PROMPT
Please copy out the records below, swapping every "component" for "element" and leaving everything else unchanged. Leave the pictures out of your answer.

DATA PROVIDED
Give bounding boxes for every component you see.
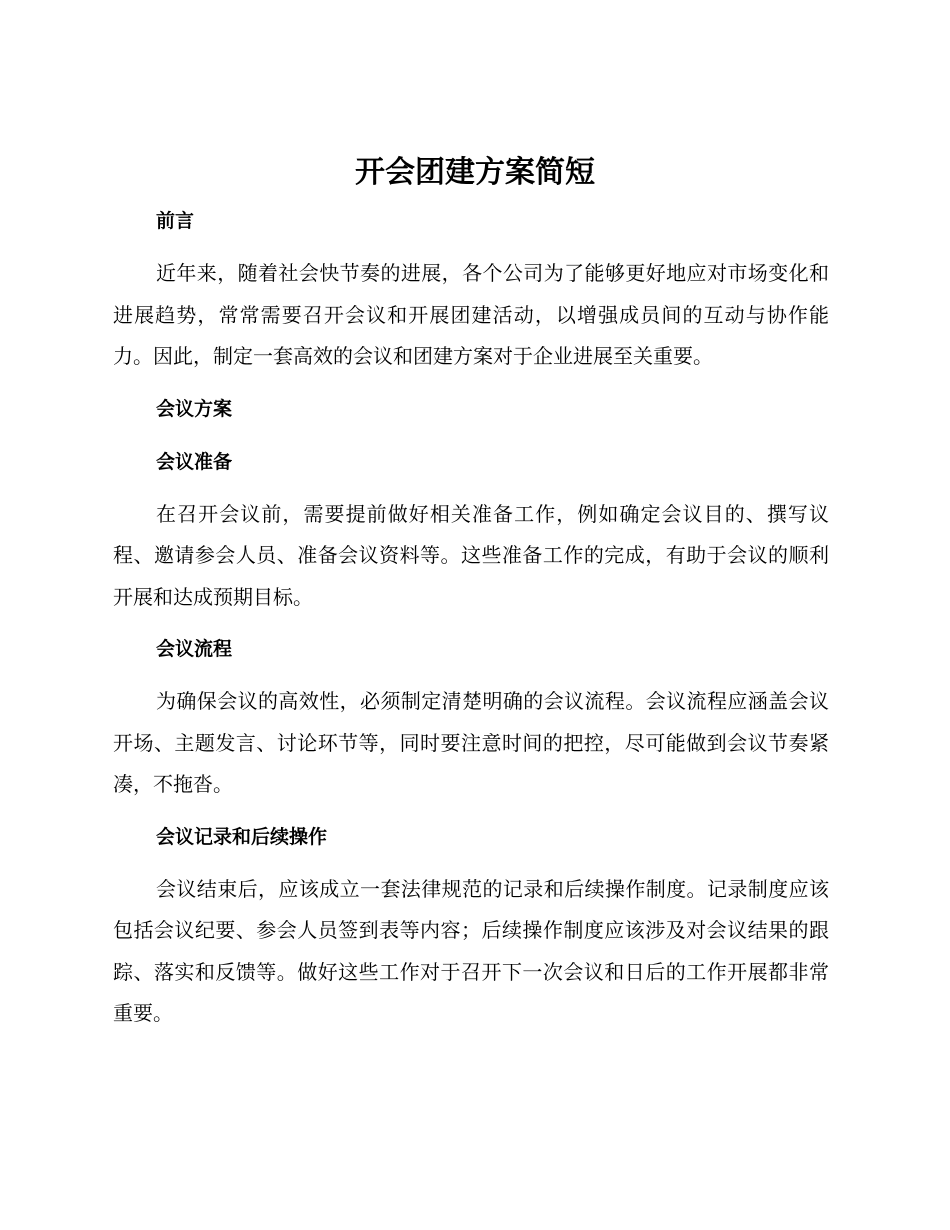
paragraph-preface: 近年来，随着社会快节奏的进展，各个公司为了能够更好地应对市场变化和进展趋势，常常需要召开会议和开展团建活动，以增强成员间的互动与协作能力。因此，制定一套高效的会议和团建方案对于企业进展至关重要。 (113, 261, 829, 368)
section-heading-meeting-plan: 会议方案 (156, 397, 233, 420)
paragraph-meeting-process: 为确保会议的高效性，必须制定清楚明确的会议流程。会议流程应涵盖会议开场、主题发言、讨论环节等，同时要注意时间的把控，尽可能做到会议节奏紧凑，不拖沓。 (113, 689, 829, 796)
section-heading-meeting-records: 会议记录和后续操作 (156, 825, 328, 848)
section-heading-meeting-process: 会议流程 (156, 638, 233, 660)
paragraph-meeting-preparation: 在召开会议前，需要提前做好相关准备工作，例如确定会议目的、撰写议程、邀请参会人员、准备会议资料等。这些准备工作的完成，有助于会议的顺利开展和达成预期目标。 (113, 501, 829, 609)
document-title: 开会团建方案简短 (355, 155, 595, 190)
section-heading-meeting-preparation: 会议准备 (156, 450, 233, 473)
paragraph-meeting-records: 会议结束后，应该成立一套法律规范的记录和后续操作制度。记录制度应该包括会议纪要、参会人员签到表等内容；后续操作制度应该涉及对会议结果的跟踪、落实和反馈等。做好这些工作对于召开下一次会议和日后的工作开展都非常重要。 (113, 876, 829, 1025)
document-body (113, 203, 829, 1035)
section-heading-preface: 前言 (156, 210, 195, 232)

TASK RESPONSE
Give bounding boxes for every element you see.
paragraph-preface: 近年来，随着社会快节奏的进展，各个公司为了能够更好地应对市场变化和进展趋势，常常需要召开会议和开展团建活动，以增强成员间的互动与协作能力。因此，制定一套高效的会议和团建方案对于企业进展至关重要。 (113, 261, 829, 368)
section-heading-meeting-plan: 会议方案 (156, 397, 233, 420)
paragraph-meeting-process: 为确保会议的高效性，必须制定清楚明确的会议流程。会议流程应涵盖会议开场、主题发言、讨论环节等，同时要注意时间的把控，尽可能做到会议节奏紧凑，不拖沓。 (113, 689, 829, 796)
section-heading-meeting-records: 会议记录和后续操作 (156, 825, 328, 848)
section-heading-meeting-process: 会议流程 (156, 638, 233, 660)
paragraph-meeting-preparation: 在召开会议前，需要提前做好相关准备工作，例如确定会议目的、撰写议程、邀请参会人员、准备会议资料等。这些准备工作的完成，有助于会议的顺利开展和达成预期目标。 (113, 501, 829, 609)
document-title: 开会团建方案简短 (355, 155, 595, 190)
section-heading-meeting-preparation: 会议准备 (156, 450, 233, 473)
paragraph-meeting-records: 会议结束后，应该成立一套法律规范的记录和后续操作制度。记录制度应该包括会议纪要、参会人员签到表等内容；后续操作制度应该涉及对会议结果的跟踪、落实和反馈等。做好这些工作对于召开下一次会议和日后的工作开展都非常重要。 (113, 876, 829, 1025)
document-body (113, 203, 829, 1035)
section-heading-preface: 前言 (156, 210, 195, 232)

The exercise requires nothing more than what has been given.